• _Given request_
Please give the listing again, word for word, with nothing left out.

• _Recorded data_
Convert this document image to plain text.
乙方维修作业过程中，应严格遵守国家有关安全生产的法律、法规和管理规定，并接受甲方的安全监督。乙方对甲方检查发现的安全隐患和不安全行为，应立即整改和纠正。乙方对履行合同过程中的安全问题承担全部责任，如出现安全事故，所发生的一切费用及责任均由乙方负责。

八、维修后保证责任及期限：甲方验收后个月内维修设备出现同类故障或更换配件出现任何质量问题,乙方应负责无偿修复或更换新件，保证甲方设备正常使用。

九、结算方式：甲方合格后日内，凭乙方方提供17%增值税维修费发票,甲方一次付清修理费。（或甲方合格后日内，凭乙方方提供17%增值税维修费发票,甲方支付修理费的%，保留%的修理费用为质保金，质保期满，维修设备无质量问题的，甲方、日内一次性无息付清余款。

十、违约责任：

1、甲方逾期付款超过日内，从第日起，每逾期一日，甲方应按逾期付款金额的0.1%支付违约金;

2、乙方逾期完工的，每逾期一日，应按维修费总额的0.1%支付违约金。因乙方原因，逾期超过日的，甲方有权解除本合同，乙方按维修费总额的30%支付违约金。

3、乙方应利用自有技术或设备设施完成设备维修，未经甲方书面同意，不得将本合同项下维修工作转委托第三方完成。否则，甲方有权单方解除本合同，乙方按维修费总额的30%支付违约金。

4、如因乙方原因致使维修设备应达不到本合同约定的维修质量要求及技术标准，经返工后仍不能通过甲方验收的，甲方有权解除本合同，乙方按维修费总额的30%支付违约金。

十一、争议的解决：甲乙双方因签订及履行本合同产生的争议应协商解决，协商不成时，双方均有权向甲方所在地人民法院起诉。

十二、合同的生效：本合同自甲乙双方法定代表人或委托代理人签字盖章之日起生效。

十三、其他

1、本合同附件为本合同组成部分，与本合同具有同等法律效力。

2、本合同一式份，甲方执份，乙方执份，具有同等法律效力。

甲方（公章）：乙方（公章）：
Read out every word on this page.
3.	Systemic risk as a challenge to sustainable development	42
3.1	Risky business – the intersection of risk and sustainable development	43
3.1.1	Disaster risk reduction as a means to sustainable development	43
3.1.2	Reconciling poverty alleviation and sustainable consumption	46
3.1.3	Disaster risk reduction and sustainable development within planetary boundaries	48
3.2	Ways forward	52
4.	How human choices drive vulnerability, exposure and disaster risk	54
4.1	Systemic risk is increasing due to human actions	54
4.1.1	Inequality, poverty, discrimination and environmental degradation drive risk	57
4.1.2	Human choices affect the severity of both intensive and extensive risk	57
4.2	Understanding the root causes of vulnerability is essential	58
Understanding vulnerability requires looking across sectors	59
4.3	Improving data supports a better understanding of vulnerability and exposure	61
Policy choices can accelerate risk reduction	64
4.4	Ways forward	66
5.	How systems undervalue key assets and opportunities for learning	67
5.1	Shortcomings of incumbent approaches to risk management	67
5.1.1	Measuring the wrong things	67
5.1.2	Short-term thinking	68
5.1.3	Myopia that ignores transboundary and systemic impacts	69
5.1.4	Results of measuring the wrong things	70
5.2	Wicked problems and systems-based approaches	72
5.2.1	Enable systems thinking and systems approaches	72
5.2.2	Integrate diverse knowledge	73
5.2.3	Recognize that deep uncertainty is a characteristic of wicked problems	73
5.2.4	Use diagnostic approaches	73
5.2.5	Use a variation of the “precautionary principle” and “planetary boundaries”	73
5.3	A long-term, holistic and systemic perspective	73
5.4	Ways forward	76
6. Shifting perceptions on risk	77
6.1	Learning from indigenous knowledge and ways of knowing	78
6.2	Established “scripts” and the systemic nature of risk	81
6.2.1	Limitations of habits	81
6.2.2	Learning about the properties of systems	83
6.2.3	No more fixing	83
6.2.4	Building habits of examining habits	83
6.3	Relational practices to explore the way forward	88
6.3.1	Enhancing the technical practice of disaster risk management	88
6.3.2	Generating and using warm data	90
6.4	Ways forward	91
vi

• _Exercise response_
Convert this document image to plain text.
乙方维修作业过程中，应严格遵守国家有关安全生产的法律、法规和管理规定，并接受甲方的安全监督。乙方对甲方检查发现的安全隐患和不安全行为，应立即整改和纠正。乙方对履行合同过程中的安全问题承担全部责任，如出现安全事故，所发生的一切费用及责任均由乙方负责。

八、维修后保证责任及期限：甲方验收后个月内维修设备出现同类故障或更换配件出现任何质量问题,乙方应负责无偿修复或更换新件，保证甲方设备正常使用。

九、结算方式：甲方合格后日内，凭乙方方提供17%增值税维修费发票,甲方一次付清修理费。（或甲方合格后日内，凭乙方方提供17%增值税维修费发票,甲方支付修理费的%，保留%的修理费用为质保金，质保期满，维修设备无质量问题的，甲方、日内一次性无息付清余款。

十、违约责任：

1、甲方逾期付款超过日内，从第日起，每逾期一日，甲方应按逾期付款金额的0.1%支付违约金;

2、乙方逾期完工的，每逾期一日，应按维修费总额的0.1%支付违约金。因乙方原因，逾期超过日的，甲方有权解除本合同，乙方按维修费总额的30%支付违约金。

3、乙方应利用自有技术或设备设施完成设备维修，未经甲方书面同意，不得将本合同项下维修工作转委托第三方完成。否则，甲方有权单方解除本合同，乙方按维修费总额的30%支付违约金。

4、如因乙方原因致使维修设备应达不到本合同约定的维修质量要求及技术标准，经返工后仍不能通过甲方验收的，甲方有权解除本合同，乙方按维修费总额的30%支付违约金。

十一、争议的解决：甲乙双方因签订及履行本合同产生的争议应协商解决，协商不成时，双方均有权向甲方所在地人民法院起诉。

十二、合同的生效：本合同自甲乙双方法定代表人或委托代理人签字盖章之日起生效。

十三、其他

1、本合同附件为本合同组成部分，与本合同具有同等法律效力。

2、本合同一式份，甲方执份，乙方执份，具有同等法律效力。

甲方（公章）：乙方（公章）：
Read out every word on this page.
3.	Systemic risk as a challenge to sustainable development	42
3.1	Risky business – the intersection of risk and sustainable development	43
3.1.1	Disaster risk reduction as a means to sustainable development	43
3.1.2	Reconciling poverty alleviation and sustainable consumption	46
3.1.3	Disaster risk reduction and sustainable development within planetary boundaries	48
3.2	Ways forward	52
4.	How human choices drive vulnerability, exposure and disaster risk	54
4.1	Systemic risk is increasing due to human actions	54
4.1.1	Inequality, poverty, discrimination and environmental degradation drive risk	57
4.1.2	Human choices affect the severity of both intensive and extensive risk	57
4.2	Understanding the root causes of vulnerability is essential	58
Understanding vulnerability requires looking across sectors	59
4.3	Improving data supports a better understanding of vulnerability and exposure	61
Policy choices can accelerate risk reduction	64
4.4	Ways forward	66
5.	How systems undervalue key assets and opportunities for learning	67
5.1	Shortcomings of incumbent approaches to risk management	67
5.1.1	Measuring the wrong things	67
5.1.2	Short-term thinking	68
5.1.3	Myopia that ignores transboundary and systemic impacts	69
5.1.4	Results of measuring the wrong things	70
5.2	Wicked problems and systems-based approaches	72
5.2.1	Enable systems thinking and systems approaches	72
5.2.2	Integrate diverse knowledge	73
5.2.3	Recognize that deep uncertainty is a characteristic of wicked problems	73
5.2.4	Use diagnostic approaches	73
5.2.5	Use a variation of the “precautionary principle” and “planetary boundaries”	73
5.3	A long-term, holistic and systemic perspective	73
5.4	Ways forward	76
6. Shifting perceptions on risk	77
6.1	Learning from indigenous knowledge and ways of knowing	78
6.2	Established “scripts” and the systemic nature of risk	81
6.2.1	Limitations of habits	81
6.2.2	Learning about the properties of systems	83
6.2.3	No more fixing	83
6.2.4	Building habits of examining habits	83
6.3	Relational practices to explore the way forward	88
6.3.1	Enhancing the technical practice of disaster risk management	88
6.3.2	Generating and using warm data	90
6.4	Ways forward	91
vi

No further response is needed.